Data extracted from a collection
** Start **

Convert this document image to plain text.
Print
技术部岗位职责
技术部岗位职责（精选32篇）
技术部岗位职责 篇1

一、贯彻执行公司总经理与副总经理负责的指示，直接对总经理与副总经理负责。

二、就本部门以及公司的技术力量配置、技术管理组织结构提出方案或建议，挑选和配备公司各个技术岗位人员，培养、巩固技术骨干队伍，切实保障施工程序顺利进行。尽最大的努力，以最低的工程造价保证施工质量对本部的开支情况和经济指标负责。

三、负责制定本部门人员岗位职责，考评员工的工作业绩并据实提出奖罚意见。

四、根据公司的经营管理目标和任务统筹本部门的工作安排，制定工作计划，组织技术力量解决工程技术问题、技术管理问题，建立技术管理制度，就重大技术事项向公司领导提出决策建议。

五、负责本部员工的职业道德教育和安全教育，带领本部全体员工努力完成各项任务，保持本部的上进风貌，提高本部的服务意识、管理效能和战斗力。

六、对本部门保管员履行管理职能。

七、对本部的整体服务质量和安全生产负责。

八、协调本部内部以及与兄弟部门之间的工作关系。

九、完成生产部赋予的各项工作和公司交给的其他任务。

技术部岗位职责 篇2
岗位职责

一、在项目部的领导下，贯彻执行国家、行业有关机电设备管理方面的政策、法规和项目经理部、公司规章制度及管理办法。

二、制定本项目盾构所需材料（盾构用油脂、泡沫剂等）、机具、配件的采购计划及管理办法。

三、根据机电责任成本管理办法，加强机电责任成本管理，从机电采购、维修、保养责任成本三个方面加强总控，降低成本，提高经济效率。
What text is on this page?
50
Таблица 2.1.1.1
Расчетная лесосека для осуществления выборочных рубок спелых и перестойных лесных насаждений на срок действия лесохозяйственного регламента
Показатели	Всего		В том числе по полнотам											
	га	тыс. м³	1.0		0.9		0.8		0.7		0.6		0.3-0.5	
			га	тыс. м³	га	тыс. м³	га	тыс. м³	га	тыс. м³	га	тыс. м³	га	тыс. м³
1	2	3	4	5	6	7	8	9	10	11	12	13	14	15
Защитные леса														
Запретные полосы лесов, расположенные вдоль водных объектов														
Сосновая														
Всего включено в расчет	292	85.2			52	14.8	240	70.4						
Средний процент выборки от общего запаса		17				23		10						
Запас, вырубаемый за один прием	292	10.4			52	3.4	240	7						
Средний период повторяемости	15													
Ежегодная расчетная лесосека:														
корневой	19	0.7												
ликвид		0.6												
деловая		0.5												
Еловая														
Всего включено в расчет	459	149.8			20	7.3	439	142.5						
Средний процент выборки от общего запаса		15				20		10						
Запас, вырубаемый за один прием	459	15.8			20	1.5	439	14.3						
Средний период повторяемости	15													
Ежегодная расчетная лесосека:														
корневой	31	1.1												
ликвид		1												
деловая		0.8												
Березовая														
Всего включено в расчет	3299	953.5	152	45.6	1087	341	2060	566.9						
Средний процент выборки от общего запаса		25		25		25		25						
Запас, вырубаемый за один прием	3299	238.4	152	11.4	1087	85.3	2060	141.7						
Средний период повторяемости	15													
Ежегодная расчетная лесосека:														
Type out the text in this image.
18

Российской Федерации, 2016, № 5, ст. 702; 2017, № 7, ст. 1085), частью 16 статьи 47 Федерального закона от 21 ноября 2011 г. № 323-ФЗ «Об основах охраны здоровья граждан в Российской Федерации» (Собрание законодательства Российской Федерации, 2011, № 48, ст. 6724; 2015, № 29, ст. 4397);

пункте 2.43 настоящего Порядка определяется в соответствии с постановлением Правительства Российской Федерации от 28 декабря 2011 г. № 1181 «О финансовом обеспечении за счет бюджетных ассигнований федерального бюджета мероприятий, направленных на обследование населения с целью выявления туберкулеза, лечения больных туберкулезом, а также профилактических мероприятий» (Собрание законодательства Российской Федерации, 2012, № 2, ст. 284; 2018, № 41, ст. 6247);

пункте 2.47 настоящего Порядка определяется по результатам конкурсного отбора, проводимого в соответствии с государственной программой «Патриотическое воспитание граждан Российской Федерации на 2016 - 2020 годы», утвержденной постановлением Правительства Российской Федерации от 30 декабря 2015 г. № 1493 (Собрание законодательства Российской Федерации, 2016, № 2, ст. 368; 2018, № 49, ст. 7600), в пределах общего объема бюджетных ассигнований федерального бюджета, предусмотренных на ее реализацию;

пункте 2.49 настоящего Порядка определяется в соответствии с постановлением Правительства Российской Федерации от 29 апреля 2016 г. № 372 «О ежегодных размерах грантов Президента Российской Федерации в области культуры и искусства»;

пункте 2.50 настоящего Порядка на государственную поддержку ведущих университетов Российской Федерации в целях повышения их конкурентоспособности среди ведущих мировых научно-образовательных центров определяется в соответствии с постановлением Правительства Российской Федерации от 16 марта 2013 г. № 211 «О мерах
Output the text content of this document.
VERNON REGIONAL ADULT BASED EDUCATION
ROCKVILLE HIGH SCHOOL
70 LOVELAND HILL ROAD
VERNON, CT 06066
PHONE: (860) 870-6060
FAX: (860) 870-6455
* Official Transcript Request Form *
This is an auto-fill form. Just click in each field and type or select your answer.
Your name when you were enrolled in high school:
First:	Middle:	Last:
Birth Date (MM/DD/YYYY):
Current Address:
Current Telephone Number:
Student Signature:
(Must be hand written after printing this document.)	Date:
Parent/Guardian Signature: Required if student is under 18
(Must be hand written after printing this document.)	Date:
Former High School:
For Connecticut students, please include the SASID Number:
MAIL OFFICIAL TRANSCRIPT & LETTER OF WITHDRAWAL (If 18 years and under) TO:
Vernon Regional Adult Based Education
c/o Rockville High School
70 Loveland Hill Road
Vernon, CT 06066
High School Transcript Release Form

** End **

Set all of the entries down again, exactly as they were given.

Convert this document image to plain text.
Print
技术部岗位职责
技术部岗位职责（精选32篇）
技术部岗位职责 篇1

一、贯彻执行公司总经理与副总经理负责的指示，直接对总经理与副总经理负责。

二、就本部门以及公司的技术力量配置、技术管理组织结构提出方案或建议，挑选和配备公司各个技术岗位人员，培养、巩固技术骨干队伍，切实保障施工程序顺利进行。尽最大的努力，以最低的工程造价保证施工质量对本部的开支情况和经济指标负责。

三、负责制定本部门人员岗位职责，考评员工的工作业绩并据实提出奖罚意见。

四、根据公司的经营管理目标和任务统筹本部门的工作安排，制定工作计划，组织技术力量解决工程技术问题、技术管理问题，建立技术管理制度，就重大技术事项向公司领导提出决策建议。

五、负责本部员工的职业道德教育和安全教育，带领本部全体员工努力完成各项任务，保持本部的上进风貌，提高本部的服务意识、管理效能和战斗力。

六、对本部门保管员履行管理职能。

七、对本部的整体服务质量和安全生产负责。

八、协调本部内部以及与兄弟部门之间的工作关系。

九、完成生产部赋予的各项工作和公司交给的其他任务。

技术部岗位职责 篇2
岗位职责

一、在项目部的领导下，贯彻执行国家、行业有关机电设备管理方面的政策、法规和项目经理部、公司规章制度及管理办法。

二、制定本项目盾构所需材料（盾构用油脂、泡沫剂等）、机具、配件的采购计划及管理办法。

三、根据机电责任成本管理办法，加强机电责任成本管理，从机电采购、维修、保养责任成本三个方面加强总控，降低成本，提高经济效率。
What text is on this page?
50
Таблица 2.1.1.1
Расчетная лесосека для осуществления выборочных рубок спелых и перестойных лесных насаждений на срок действия лесохозяйственного регламента
Показатели	Всего		В том числе по полнотам											
	га	тыс. м³	1.0		0.9		0.8		0.7		0.6		0.3-0.5	
			га	тыс. м³	га	тыс. м³	га	тыс. м³	га	тыс. м³	га	тыс. м³	га	тыс. м³
1	2	3	4	5	6	7	8	9	10	11	12	13	14	15
Защитные леса														
Запретные полосы лесов, расположенные вдоль водных объектов														
Сосновая														
Всего включено в расчет	292	85.2			52	14.8	240	70.4						
Средний процент выборки от общего запаса		17				23		10						
Запас, вырубаемый за один прием	292	10.4			52	3.4	240	7						
Средний период повторяемости	15													
Ежегодная расчетная лесосека:														
корневой	19	0.7												
ликвид		0.6												
деловая		0.5												
Еловая														
Всего включено в расчет	459	149.8			20	7.3	439	142.5						
Средний процент выборки от общего запаса		15				20		10						
Запас, вырубаемый за один прием	459	15.8			20	1.5	439	14.3						
Средний период повторяемости	15													
Ежегодная расчетная лесосека:														
корневой	31	1.1												
ликвид		1												
деловая		0.8												
Березовая														
Всего включено в расчет	3299	953.5	152	45.6	1087	341	2060	566.9						
Средний процент выборки от общего запаса		25		25		25		25						
Запас, вырубаемый за один прием	3299	238.4	152	11.4	1087	85.3	2060	141.7						
Средний период повторяемости	15													
Ежегодная расчетная лесосека:														
Type out the text in this image.
18

Российской Федерации, 2016, № 5, ст. 702; 2017, № 7, ст. 1085), частью 16 статьи 47 Федерального закона от 21 ноября 2011 г. № 323-ФЗ «Об основах охраны здоровья граждан в Российской Федерации» (Собрание законодательства Российской Федерации, 2011, № 48, ст. 6724; 2015, № 29, ст. 4397);

пункте 2.43 настоящего Порядка определяется в соответствии с постановлением Правительства Российской Федерации от 28 декабря 2011 г. № 1181 «О финансовом обеспечении за счет бюджетных ассигнований федерального бюджета мероприятий, направленных на обследование населения с целью выявления туберкулеза, лечения больных туберкулезом, а также профилактических мероприятий» (Собрание законодательства Российской Федерации, 2012, № 2, ст. 284; 2018, № 41, ст. 6247);

пункте 2.47 настоящего Порядка определяется по результатам конкурсного отбора, проводимого в соответствии с государственной программой «Патриотическое воспитание граждан Российской Федерации на 2016 - 2020 годы», утвержденной постановлением Правительства Российской Федерации от 30 декабря 2015 г. № 1493 (Собрание законодательства Российской Федерации, 2016, № 2, ст. 368; 2018, № 49, ст. 7600), в пределах общего объема бюджетных ассигнований федерального бюджета, предусмотренных на ее реализацию;

пункте 2.49 настоящего Порядка определяется в соответствии с постановлением Правительства Российской Федерации от 29 апреля 2016 г. № 372 «О ежегодных размерах грантов Президента Российской Федерации в области культуры и искусства»;

пункте 2.50 настоящего Порядка на государственную поддержку ведущих университетов Российской Федерации в целях повышения их конкурентоспособности среди ведущих мировых научно-образовательных центров определяется в соответствии с постановлением Правительства Российской Федерации от 16 марта 2013 г. № 211 «О мерах
Output the text content of this document.
VERNON REGIONAL ADULT BASED EDUCATION
ROCKVILLE HIGH SCHOOL
70 LOVELAND HILL ROAD
VERNON, CT 06066
PHONE: (860) 870-6060
FAX: (860) 870-6455
* Official Transcript Request Form *
This is an auto-fill form. Just click in each field and type or select your answer.
Your name when you were enrolled in high school:
First:	Middle:	Last:
Birth Date (MM/DD/YYYY):
Current Address:
Current Telephone Number:
Student Signature:
(Must be hand written after printing this document.)	Date:
Parent/Guardian Signature: Required if student is under 18
(Must be hand written after printing this document.)	Date:
Former High School:
For Connecticut students, please include the SASID Number:
MAIL OFFICIAL TRANSCRIPT & LETTER OF WITHDRAWAL (If 18 years and under) TO:
Vernon Regional Adult Based Education
c/o Rockville High School
70 Loveland Hill Road
Vernon, CT 06066
High School Transcript Release Form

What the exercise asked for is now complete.